Each record below should appear again exactly as written.

EXERCISE DATA ▸
◆ ◆ ◆ ◆ ◆
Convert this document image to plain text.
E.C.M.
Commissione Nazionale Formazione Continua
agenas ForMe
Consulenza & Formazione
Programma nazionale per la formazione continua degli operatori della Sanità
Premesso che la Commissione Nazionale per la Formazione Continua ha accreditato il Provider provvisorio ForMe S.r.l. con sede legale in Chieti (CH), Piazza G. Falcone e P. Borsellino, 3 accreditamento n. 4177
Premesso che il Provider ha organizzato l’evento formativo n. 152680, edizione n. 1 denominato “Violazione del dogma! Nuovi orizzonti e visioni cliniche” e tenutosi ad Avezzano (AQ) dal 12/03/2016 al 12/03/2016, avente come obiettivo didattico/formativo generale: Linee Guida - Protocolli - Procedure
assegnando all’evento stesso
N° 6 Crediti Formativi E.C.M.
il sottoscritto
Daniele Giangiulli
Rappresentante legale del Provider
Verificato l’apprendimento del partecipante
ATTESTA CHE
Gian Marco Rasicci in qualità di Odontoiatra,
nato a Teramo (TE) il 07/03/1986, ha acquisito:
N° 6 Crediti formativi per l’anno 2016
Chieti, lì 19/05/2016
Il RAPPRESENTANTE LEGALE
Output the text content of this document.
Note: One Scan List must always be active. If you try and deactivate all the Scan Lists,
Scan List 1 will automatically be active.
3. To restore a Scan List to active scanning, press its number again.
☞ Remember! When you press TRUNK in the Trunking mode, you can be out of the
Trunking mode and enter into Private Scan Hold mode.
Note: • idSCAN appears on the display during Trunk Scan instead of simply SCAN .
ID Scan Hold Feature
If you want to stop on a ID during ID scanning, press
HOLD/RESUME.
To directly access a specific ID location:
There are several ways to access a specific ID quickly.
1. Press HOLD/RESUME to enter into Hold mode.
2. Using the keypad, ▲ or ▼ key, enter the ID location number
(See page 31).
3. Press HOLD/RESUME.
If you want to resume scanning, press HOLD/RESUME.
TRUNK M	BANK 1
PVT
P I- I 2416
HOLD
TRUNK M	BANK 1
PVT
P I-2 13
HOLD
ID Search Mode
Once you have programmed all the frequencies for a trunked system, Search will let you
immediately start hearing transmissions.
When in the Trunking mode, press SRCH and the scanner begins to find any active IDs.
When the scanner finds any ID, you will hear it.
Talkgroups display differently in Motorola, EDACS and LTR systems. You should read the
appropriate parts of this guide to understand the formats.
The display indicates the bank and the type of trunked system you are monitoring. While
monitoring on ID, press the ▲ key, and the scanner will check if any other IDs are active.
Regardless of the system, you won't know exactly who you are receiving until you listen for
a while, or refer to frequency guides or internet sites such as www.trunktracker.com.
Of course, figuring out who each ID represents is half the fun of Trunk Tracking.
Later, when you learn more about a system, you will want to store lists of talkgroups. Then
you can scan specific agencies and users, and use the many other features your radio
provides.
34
◆ ◆ ◆ ◆ ◆
COMPLETED TASK ▸
Convert this document image to plain text.
E.C.M.
Commissione Nazionale Formazione Continua
agenas ForMe
Consulenza & Formazione
Programma nazionale per la formazione continua degli operatori della Sanità
Premesso che la Commissione Nazionale per la Formazione Continua ha accreditato il Provider provvisorio ForMe S.r.l. con sede legale in Chieti (CH), Piazza G. Falcone e P. Borsellino, 3 accreditamento n. 4177
Premesso che il Provider ha organizzato l’evento formativo n. 152680, edizione n. 1 denominato “Violazione del dogma! Nuovi orizzonti e visioni cliniche” e tenutosi ad Avezzano (AQ) dal 12/03/2016 al 12/03/2016, avente come obiettivo didattico/formativo generale: Linee Guida - Protocolli - Procedure
assegnando all’evento stesso
N° 6 Crediti Formativi E.C.M.
il sottoscritto
Daniele Giangiulli
Rappresentante legale del Provider
Verificato l’apprendimento del partecipante
ATTESTA CHE
Gian Marco Rasicci in qualità di Odontoiatra,
nato a Teramo (TE) il 07/03/1986, ha acquisito:
N° 6 Crediti formativi per l’anno 2016
Chieti, lì 19/05/2016
Il RAPPRESENTANTE LEGALE
Output the text content of this document.
Note: One Scan List must always be active. If you try and deactivate all the Scan Lists,
Scan List 1 will automatically be active.
3. To restore a Scan List to active scanning, press its number again.
☞ Remember! When you press TRUNK in the Trunking mode, you can be out of the
Trunking mode and enter into Private Scan Hold mode.
Note: • idSCAN appears on the display during Trunk Scan instead of simply SCAN .
ID Scan Hold Feature
If you want to stop on a ID during ID scanning, press
HOLD/RESUME.
To directly access a specific ID location:
There are several ways to access a specific ID quickly.
1. Press HOLD/RESUME to enter into Hold mode.
2. Using the keypad, ▲ or ▼ key, enter the ID location number
(See page 31).
3. Press HOLD/RESUME.
If you want to resume scanning, press HOLD/RESUME.
TRUNK M	BANK 1
PVT
P I- I 2416
HOLD
TRUNK M	BANK 1
PVT
P I-2 13
HOLD
ID Search Mode
Once you have programmed all the frequencies for a trunked system, Search will let you
immediately start hearing transmissions.
When in the Trunking mode, press SRCH and the scanner begins to find any active IDs.
When the scanner finds any ID, you will hear it.
Talkgroups display differently in Motorola, EDACS and LTR systems. You should read the
appropriate parts of this guide to understand the formats.
The display indicates the bank and the type of trunked system you are monitoring. While
monitoring on ID, press the ▲ key, and the scanner will check if any other IDs are active.
Regardless of the system, you won't know exactly who you are receiving until you listen for
a while, or refer to frequency guides or internet sites such as www.trunktracker.com.
Of course, figuring out who each ID represents is half the fun of Trunk Tracking.
Later, when you learn more about a system, you will want to store lists of talkgroups. Then
you can scan specific agencies and users, and use the many other features your radio
provides.
34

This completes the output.